▸ **Do this**:
Make an exact copy of the lines, leaving the pictures out.

(Dataset records on visual material)
--
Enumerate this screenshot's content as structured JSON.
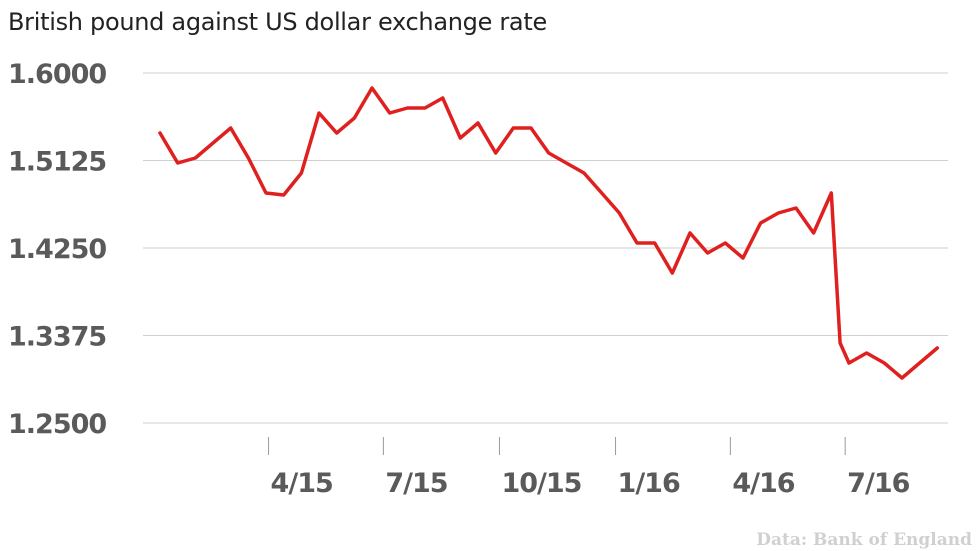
{
  "chart_data": {
    "type": "line",
    "title": "British pound against US dollar exchange rate",
    "source": "Data: Bank of England",
    "xlabel": "",
    "ylabel": "",
    "x_tick_labels": [
      "4/15",
      "7/15",
      "10/15",
      "1/16",
      "4/16",
      "7/16"
    ],
    "y_tick_labels": [
      "1.6000",
      "1.5125",
      "1.4250",
      "1.3375",
      "1.2500"
    ],
    "ylim": [
      1.25,
      1.6
    ],
    "grid": "horizontal",
    "line_color": "#e0201f",
    "series": [
      {
        "x": [
          "2015-01-05",
          "2015-01-19",
          "2015-02-02",
          "2015-02-16",
          "2015-03-02",
          "2015-03-16",
          "2015-03-30",
          "2015-04-13",
          "2015-04-27",
          "2015-05-11",
          "2015-05-25",
          "2015-06-08",
          "2015-06-22",
          "2015-07-06",
          "2015-07-20",
          "2015-08-03",
          "2015-08-17",
          "2015-08-31",
          "2015-09-14",
          "2015-09-28",
          "2015-10-12",
          "2015-10-26",
          "2015-11-09",
          "2015-11-23",
          "2015-12-07",
          "2015-12-21",
          "2016-01-04",
          "2016-01-18",
          "2016-02-01",
          "2016-02-15",
          "2016-02-29",
          "2016-03-14",
          "2016-03-28",
          "2016-04-11",
          "2016-04-25",
          "2016-05-09",
          "2016-05-23",
          "2016-06-06",
          "2016-06-20",
          "2016-06-27",
          "2016-07-04",
          "2016-07-18",
          "2016-08-01",
          "2016-08-15",
          "2016-08-29",
          "2016-09-12"
        ],
        "y": [
          1.54,
          1.51,
          1.515,
          1.53,
          1.545,
          1.515,
          1.48,
          1.478,
          1.5,
          1.56,
          1.54,
          1.555,
          1.585,
          1.56,
          1.565,
          1.565,
          1.575,
          1.535,
          1.55,
          1.52,
          1.545,
          1.545,
          1.52,
          1.51,
          1.5,
          1.48,
          1.46,
          1.43,
          1.43,
          1.4,
          1.44,
          1.42,
          1.43,
          1.415,
          1.45,
          1.46,
          1.465,
          1.44,
          1.48,
          1.33,
          1.31,
          1.32,
          1.31,
          1.295,
          1.31,
          1.325
        ]
      }
    ]
  }
}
--
▸ **Solution to this exercise**:
Enumerate this screenshot's content as structured JSON.
{
  "chart_data": {
    "type": "line",
    "title": "British pound against US dollar exchange rate",
    "source": "Data: Bank of England",
    "xlabel": "",
    "ylabel": "",
    "x_tick_labels": [
      "4/15",
      "7/15",
      "10/15",
      "1/16",
      "4/16",
      "7/16"
    ],
    "y_tick_labels": [
      "1.6000",
      "1.5125",
      "1.4250",
      "1.3375",
      "1.2500"
    ],
    "ylim": [
      1.25,
      1.6
    ],
    "grid": "horizontal",
    "line_color": "#e0201f",
    "series": [
      {
        "x": [
          "2015-01-05",
          "2015-01-19",
          "2015-02-02",
          "2015-02-16",
          "2015-03-02",
          "2015-03-16",
          "2015-03-30",
          "2015-04-13",
          "2015-04-27",
          "2015-05-11",
          "2015-05-25",
          "2015-06-08",
          "2015-06-22",
          "2015-07-06",
          "2015-07-20",
          "2015-08-03",
          "2015-08-17",
          "2015-08-31",
          "2015-09-14",
          "2015-09-28",
          "2015-10-12",
          "2015-10-26",
          "2015-11-09",
          "2015-11-23",
          "2015-12-07",
          "2015-12-21",
          "2016-01-04",
          "2016-01-18",
          "2016-02-01",
          "2016-02-15",
          "2016-02-29",
          "2016-03-14",
          "2016-03-28",
          "2016-04-11",
          "2016-04-25",
          "2016-05-09",
          "2016-05-23",
          "2016-06-06",
          "2016-06-20",
          "2016-06-27",
          "2016-07-04",
          "2016-07-18",
          "2016-08-01",
          "2016-08-15",
          "2016-08-29",
          "2016-09-12"
        ],
        "y": [
          1.54,
          1.51,
          1.515,
          1.53,
          1.545,
          1.515,
          1.48,
          1.478,
          1.5,
          1.56,
          1.54,
          1.555,
          1.585,
          1.56,
          1.565,
          1.565,
          1.575,
          1.535,
          1.55,
          1.52,
          1.545,
          1.545,
          1.52,
          1.51,
          1.5,
          1.48,
          1.46,
          1.43,
          1.43,
          1.4,
          1.44,
          1.42,
          1.43,
          1.415,
          1.45,
          1.46,
          1.465,
          1.44,
          1.48,
          1.33,
          1.31,
          1.32,
          1.31,
          1.295,
          1.31,
          1.325
        ]
      }
    ]
  }
}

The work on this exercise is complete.